Dataset excerpt »
........
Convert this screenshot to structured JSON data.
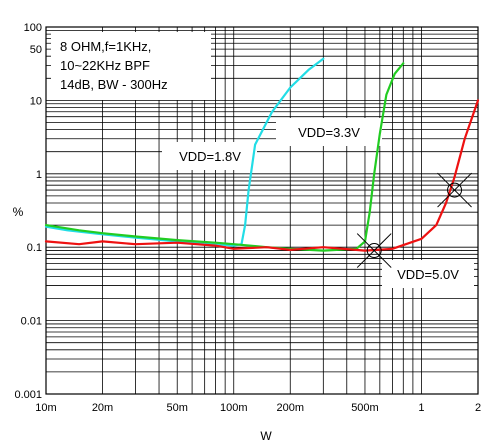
{
  "chart_data": {
    "type": "line",
    "title": "",
    "xlabel": "W",
    "ylabel": "%",
    "x_scale": "log",
    "y_scale": "log",
    "xlim": [
      0.01,
      2
    ],
    "ylim": [
      0.001,
      100
    ],
    "grid": true,
    "x_ticks": [
      {
        "v": 0.01,
        "label": "10m"
      },
      {
        "v": 0.02,
        "label": "20m"
      },
      {
        "v": 0.05,
        "label": "50m"
      },
      {
        "v": 0.1,
        "label": "100m"
      },
      {
        "v": 0.2,
        "label": "200m"
      },
      {
        "v": 0.5,
        "label": "500m"
      },
      {
        "v": 1,
        "label": "1"
      },
      {
        "v": 2,
        "label": "2"
      }
    ],
    "y_ticks": [
      {
        "v": 0.001,
        "label": "0.001"
      },
      {
        "v": 0.01,
        "label": "0.01"
      },
      {
        "v": 0.1,
        "label": "0.1"
      },
      {
        "v": 1,
        "label": "1"
      },
      {
        "v": 10,
        "label": "10"
      },
      {
        "v": 50,
        "label": "50"
      },
      {
        "v": 100,
        "label": "100"
      }
    ],
    "conditions": [
      "8 OHM,f=1KHz,",
      "10~22KHz BPF",
      "14dB, BW - 300Hz"
    ],
    "series": [
      {
        "name": "VDD=1.8V",
        "color": "#22dde6",
        "x": [
          0.01,
          0.013,
          0.02,
          0.03,
          0.05,
          0.08,
          0.1,
          0.11,
          0.115,
          0.12,
          0.13,
          0.16,
          0.2,
          0.25,
          0.3
        ],
        "y": [
          0.19,
          0.17,
          0.15,
          0.135,
          0.12,
          0.11,
          0.105,
          0.11,
          0.2,
          0.6,
          2.5,
          7,
          15,
          26,
          37
        ]
      },
      {
        "name": "VDD=3.3V",
        "color": "#22cc22",
        "x": [
          0.01,
          0.015,
          0.02,
          0.03,
          0.05,
          0.08,
          0.1,
          0.15,
          0.2,
          0.3,
          0.45,
          0.5,
          0.53,
          0.56,
          0.6,
          0.65,
          0.72,
          0.8
        ],
        "y": [
          0.2,
          0.17,
          0.155,
          0.14,
          0.125,
          0.115,
          0.11,
          0.1,
          0.095,
          0.09,
          0.095,
          0.12,
          0.3,
          1,
          3.5,
          12,
          23,
          32
        ]
      },
      {
        "name": "VDD=5.0V",
        "color": "#ee1111",
        "x": [
          0.01,
          0.015,
          0.02,
          0.03,
          0.05,
          0.08,
          0.1,
          0.15,
          0.2,
          0.3,
          0.5,
          0.7,
          1.0,
          1.2,
          1.35,
          1.5,
          1.7,
          2.0
        ],
        "y": [
          0.12,
          0.11,
          0.12,
          0.11,
          0.115,
          0.105,
          0.095,
          0.1,
          0.092,
          0.1,
          0.09,
          0.095,
          0.13,
          0.2,
          0.4,
          0.9,
          3,
          10
        ]
      }
    ],
    "markers": [
      {
        "name": "marker-3v3",
        "x": 0.56,
        "y": 0.09
      },
      {
        "name": "marker-5v0",
        "x": 1.5,
        "y": 0.6
      }
    ]
  }
}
........
Exercise » Look through the data above. Each line containing the word "name" needs to be copied.

Written solution »
        "name": "VDD=1.8V",
        "name": "VDD=3.3V",
        "name": "VDD=5.0V",
        "name": "marker-3v3",
        "name": "marker-5v0",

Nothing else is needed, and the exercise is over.